§ **Problem details**:
With the images removed, repeat the data below exactly.

§ **Information given**:
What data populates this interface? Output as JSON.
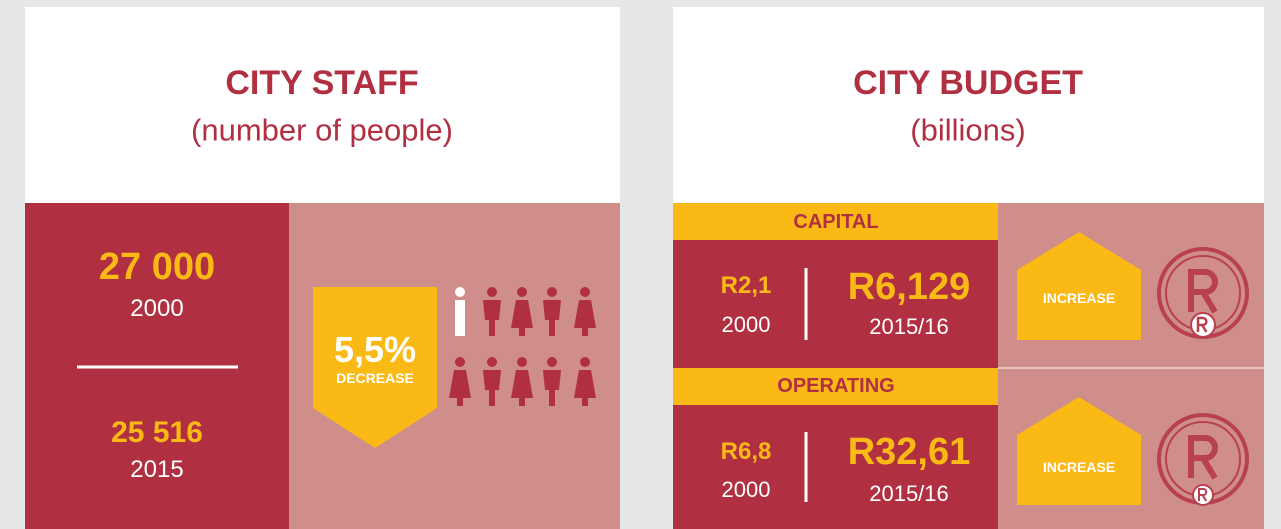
{
  "staff": {
    "title": "CITY STAFF",
    "subtitle": "(number of people)",
    "before": {
      "value": "27 000",
      "year": "2000"
    },
    "after": {
      "value": "25 516",
      "year": "2015"
    },
    "change": {
      "value": "5,5%",
      "label": "DECREASE"
    }
  },
  "budget": {
    "title": "CITY BUDGET",
    "subtitle": "(billions)",
    "sections": [
      {
        "name": "CAPITAL",
        "before": {
          "value": "R2,1",
          "year": "2000"
        },
        "after": {
          "value": "R6,129",
          "year": "2015/16"
        },
        "change": "INCREASE"
      },
      {
        "name": "OPERATING",
        "before": {
          "value": "R6,8",
          "year": "2000"
        },
        "after": {
          "value": "R32,61",
          "year": "2015/16"
        },
        "change": "INCREASE"
      }
    ]
  }
}
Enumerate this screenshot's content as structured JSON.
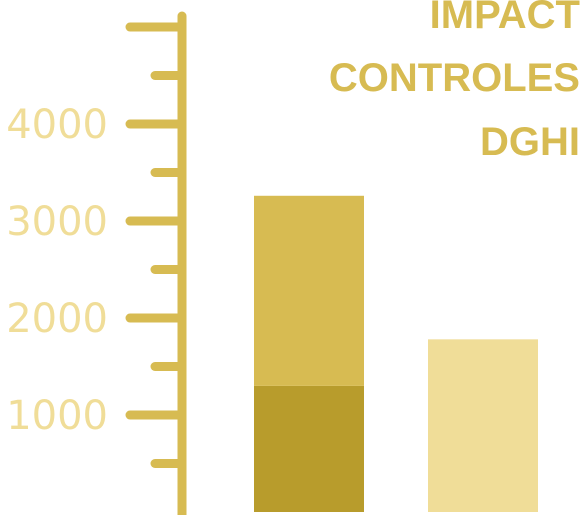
{
  "chart_data": {
    "type": "bar",
    "title_lines": [
      "IMPACT",
      "CONTROLES",
      "DGHI"
    ],
    "xlabel": "",
    "ylabel": "",
    "yticks": [
      1000,
      2000,
      3000,
      4000
    ],
    "ylim": [
      0,
      5300
    ],
    "grid": false,
    "stacked": true,
    "bars": [
      {
        "segments": [
          {
            "value": 1300,
            "color": "#b89c2c"
          },
          {
            "value": 1960,
            "color": "#d7bb52"
          }
        ]
      },
      {
        "segments": [
          {
            "value": 1780,
            "color": "#f0dd98"
          }
        ]
      }
    ]
  },
  "colors": {
    "axis": "#d7bb52",
    "title": "#d7bb52",
    "tick_label": "#f0dd98"
  }
}
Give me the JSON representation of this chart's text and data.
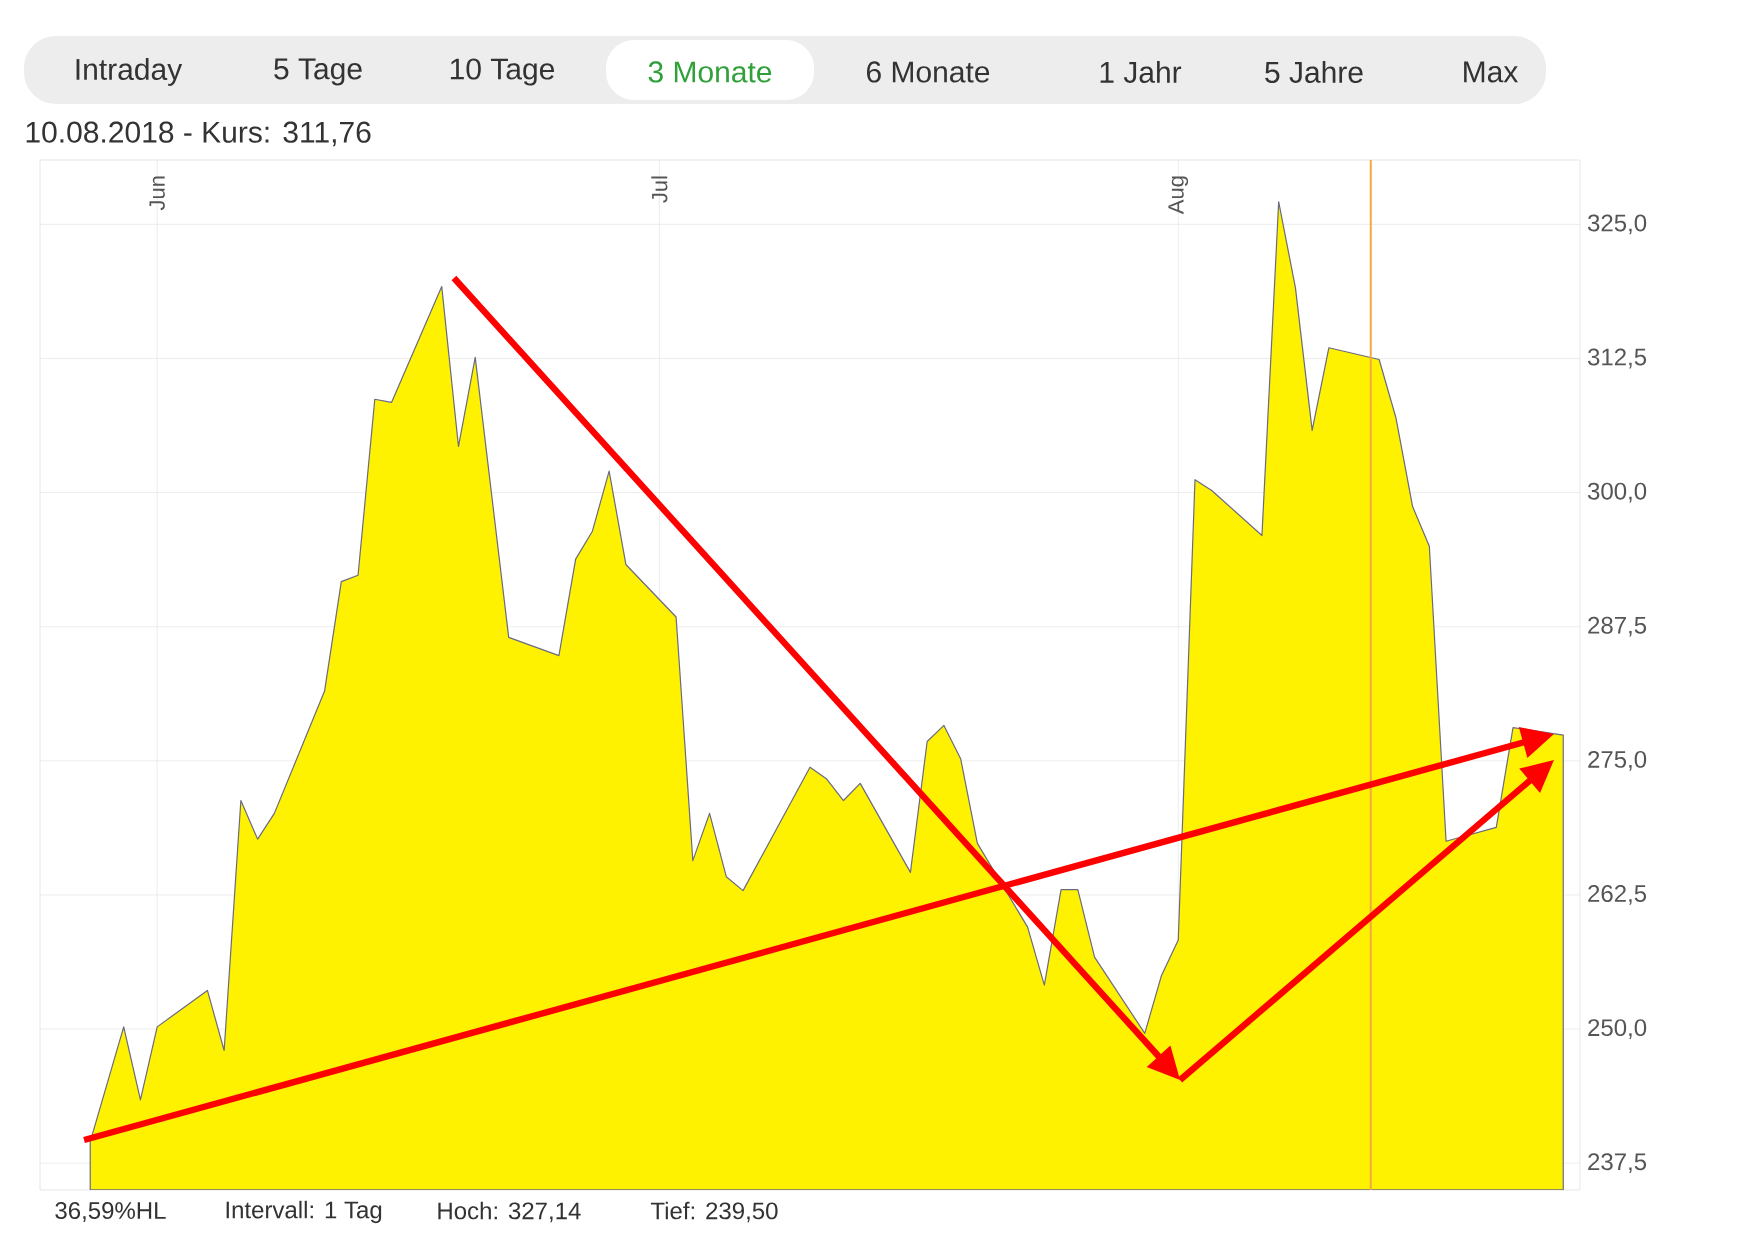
{
  "chart_data": {
    "type": "area",
    "title": "10.08.2018  -  Kurs: 311,76",
    "annotations": [
      "Intraday",
      "5 Tage",
      "10 Tage",
      "3 Monate",
      "6 Monate",
      "1 Jahr",
      "5 Jahre",
      "Max",
      "36,59%HL",
      "Intervall: 1 Tag",
      "Hoch:  327,14",
      "Tief:  239,50"
    ],
    "xlim": [
      "2018-05-25",
      "2018-08-25"
    ],
    "xticks": [
      {
        "value": "2018-06-01",
        "label": "Jun"
      },
      {
        "value": "2018-07-01",
        "label": "Jul"
      },
      {
        "value": "2018-08-01",
        "label": "Aug"
      }
    ],
    "ylim": [
      235,
      331
    ],
    "yticks": [
      {
        "value": 237.5,
        "label": "237,5"
      },
      {
        "value": 250,
        "label": "250,0"
      },
      {
        "value": 262.5,
        "label": "262,5"
      },
      {
        "value": 275,
        "label": "275,0"
      },
      {
        "value": 287.5,
        "label": "287,5"
      },
      {
        "value": 300,
        "label": "300,0"
      },
      {
        "value": 312.5,
        "label": "312,5"
      },
      {
        "value": 325,
        "label": "325,0"
      }
    ],
    "grid": true,
    "ref_lines": [
      {
        "axis": "x",
        "value": "2018-08-12T12:00",
        "color": "#f5a742"
      }
    ],
    "series": [
      {
        "color": "#fff200",
        "x": [
          "2018-05-28",
          "2018-05-30",
          "2018-05-31",
          "2018-06-01",
          "2018-06-04",
          "2018-06-05",
          "2018-06-06",
          "2018-06-07",
          "2018-06-08",
          "2018-06-11",
          "2018-06-12",
          "2018-06-13",
          "2018-06-14",
          "2018-06-15",
          "2018-06-18",
          "2018-06-19",
          "2018-06-20",
          "2018-06-22",
          "2018-06-25",
          "2018-06-26",
          "2018-06-27",
          "2018-06-28",
          "2018-06-29",
          "2018-07-02",
          "2018-07-03",
          "2018-07-04",
          "2018-07-05",
          "2018-07-06",
          "2018-07-10",
          "2018-07-11",
          "2018-07-12",
          "2018-07-13",
          "2018-07-16",
          "2018-07-17",
          "2018-07-18",
          "2018-07-19",
          "2018-07-20",
          "2018-07-23",
          "2018-07-24",
          "2018-07-25",
          "2018-07-26",
          "2018-07-27",
          "2018-07-30",
          "2018-07-31",
          "2018-08-01",
          "2018-08-02",
          "2018-08-03",
          "2018-08-06",
          "2018-08-07",
          "2018-08-08",
          "2018-08-09",
          "2018-08-10",
          "2018-08-13",
          "2018-08-14",
          "2018-08-15",
          "2018-08-16",
          "2018-08-17",
          "2018-08-20",
          "2018-08-21",
          "2018-08-24"
        ],
        "values": [
          239.5,
          250.2,
          243.4,
          250.2,
          253.6,
          248.0,
          271.3,
          267.7,
          270.1,
          281.5,
          291.7,
          292.3,
          308.7,
          308.4,
          319.2,
          304.3,
          312.6,
          286.5,
          284.8,
          293.8,
          296.4,
          302.0,
          293.3,
          288.4,
          265.7,
          270.1,
          264.2,
          262.9,
          274.4,
          273.3,
          271.3,
          272.9,
          264.6,
          276.8,
          278.3,
          275.2,
          267.3,
          259.5,
          254.1,
          263.0,
          263.0,
          256.7,
          249.6,
          255.0,
          258.3,
          301.2,
          300.2,
          296.0,
          327.1,
          319.1,
          305.8,
          313.5,
          312.4,
          307.0,
          298.7,
          295.0,
          267.5,
          268.8,
          278.1,
          277.4
        ]
      }
    ]
  }
}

§ **Task output**:
What data populates this interface? Output as JSON.
{
  "staff": {
    "title": "CITY STAFF",
    "subtitle": "(number of people)",
    "before": {
      "value": "27 000",
      "year": "2000"
    },
    "after": {
      "value": "25 516",
      "year": "2015"
    },
    "change": {
      "value": "5,5%",
      "label": "DECREASE"
    }
  },
  "budget": {
    "title": "CITY BUDGET",
    "subtitle": "(billions)",
    "sections": [
      {
        "name": "CAPITAL",
        "before": {
          "value": "R2,1",
          "year": "2000"
        },
        "after": {
          "value": "R6,129",
          "year": "2015/16"
        },
        "change": "INCREASE"
      },
      {
        "name": "OPERATING",
        "before": {
          "value": "R6,8",
          "year": "2000"
        },
        "after": {
          "value": "R32,61",
          "year": "2015/16"
        },
        "change": "INCREASE"
      }
    ]
  }
}
Enumerate this screenshot's content as structured JSON.
{
  "chart_data": {
    "type": "bar",
    "title_lines": [
      "IMPACT",
      "CONTROLES",
      "DGHI"
    ],
    "xlabel": "",
    "ylabel": "",
    "yticks": [
      1000,
      2000,
      3000,
      4000
    ],
    "ylim": [
      0,
      5300
    ],
    "grid": false,
    "stacked": true,
    "bars": [
      {
        "segments": [
          {
            "value": 1300,
            "color": "#b89c2c"
          },
          {
            "value": 1960,
            "color": "#d7bb52"
          }
        ]
      },
      {
        "segments": [
          {
            "value": 1780,
            "color": "#f0dd98"
          }
        ]
      }
    ]
  },
  "colors": {
    "axis": "#d7bb52",
    "title": "#d7bb52",
    "tick_label": "#f0dd98"
  }
}
Give me the JSON representation of this chart's text and data.
{
  "chart_data": {
    "type": "area",
    "title": "10.08.2018  -  Kurs: 311,76",
    "annotations": [
      "Intraday",
      "5 Tage",
      "10 Tage",
      "3 Monate",
      "6 Monate",
      "1 Jahr",
      "5 Jahre",
      "Max",
      "36,59%HL",
      "Intervall: 1 Tag",
      "Hoch:  327,14",
      "Tief:  239,50"
    ],
    "xlim": [
      "2018-05-25",
      "2018-08-25"
    ],
    "xticks": [
      {
        "value": "2018-06-01",
        "label": "Jun"
      },
      {
        "value": "2018-07-01",
        "label": "Jul"
      },
      {
        "value": "2018-08-01",
        "label": "Aug"
      }
    ],
    "ylim": [
      235,
      331
    ],
    "yticks": [
      {
        "value": 237.5,
        "label": "237,5"
      },
      {
        "value": 250,
        "label": "250,0"
      },
      {
        "value": 262.5,
        "label": "262,5"
      },
      {
        "value": 275,
        "label": "275,0"
      },
      {
        "value": 287.5,
        "label": "287,5"
      },
      {
        "value": 300,
        "label": "300,0"
      },
      {
        "value": 312.5,
        "label": "312,5"
      },
      {
        "value": 325,
        "label": "325,0"
      }
    ],
    "grid": true,
    "ref_lines": [
      {
        "axis": "x",
        "value": "2018-08-12T12:00",
        "color": "#f5a742"
      }
    ],
    "series": [
      {
        "color": "#fff200",
        "x": [
          "2018-05-28",
          "2018-05-30",
          "2018-05-31",
          "2018-06-01",
          "2018-06-04",
          "2018-06-05",
          "2018-06-06",
          "2018-06-07",
          "2018-06-08",
          "2018-06-11",
          "2018-06-12",
          "2018-06-13",
          "2018-06-14",
          "2018-06-15",
          "2018-06-18",
          "2018-06-19",
          "2018-06-20",
          "2018-06-22",
          "2018-06-25",
          "2018-06-26",
          "2018-06-27",
          "2018-06-28",
          "2018-06-29",
          "2018-07-02",
          "2018-07-03",
          "2018-07-04",
          "2018-07-05",
          "2018-07-06",
          "2018-07-10",
          "2018-07-11",
          "2018-07-12",
          "2018-07-13",
          "2018-07-16",
          "2018-07-17",
          "2018-07-18",
          "2018-07-19",
          "2018-07-20",
          "2018-07-23",
          "2018-07-24",
          "2018-07-25",
          "2018-07-26",
          "2018-07-27",
          "2018-07-30",
          "2018-07-31",
          "2018-08-01",
          "2018-08-02",
          "2018-08-03",
          "2018-08-06",
          "2018-08-07",
          "2018-08-08",
          "2018-08-09",
          "2018-08-10",
          "2018-08-13",
          "2018-08-14",
          "2018-08-15",
          "2018-08-16",
          "2018-08-17",
          "2018-08-20",
          "2018-08-21",
          "2018-08-24"
        ],
        "values": [
          239.5,
          250.2,
          243.4,
          250.2,
          253.6,
          248.0,
          271.3,
          267.7,
          270.1,
          281.5,
          291.7,
          292.3,
          308.7,
          308.4,
          319.2,
          304.3,
          312.6,
          286.5,
          284.8,
          293.8,
          296.4,
          302.0,
          293.3,
          288.4,
          265.7,
          270.1,
          264.2,
          262.9,
          274.4,
          273.3,
          271.3,
          272.9,
          264.6,
          276.8,
          278.3,
          275.2,
          267.3,
          259.5,
          254.1,
          263.0,
          263.0,
          256.7,
          249.6,
          255.0,
          258.3,
          301.2,
          300.2,
          296.0,
          327.1,
          319.1,
          305.8,
          313.5,
          312.4,
          307.0,
          298.7,
          295.0,
          267.5,
          268.8,
          278.1,
          277.4
        ]
      }
    ]
  }
}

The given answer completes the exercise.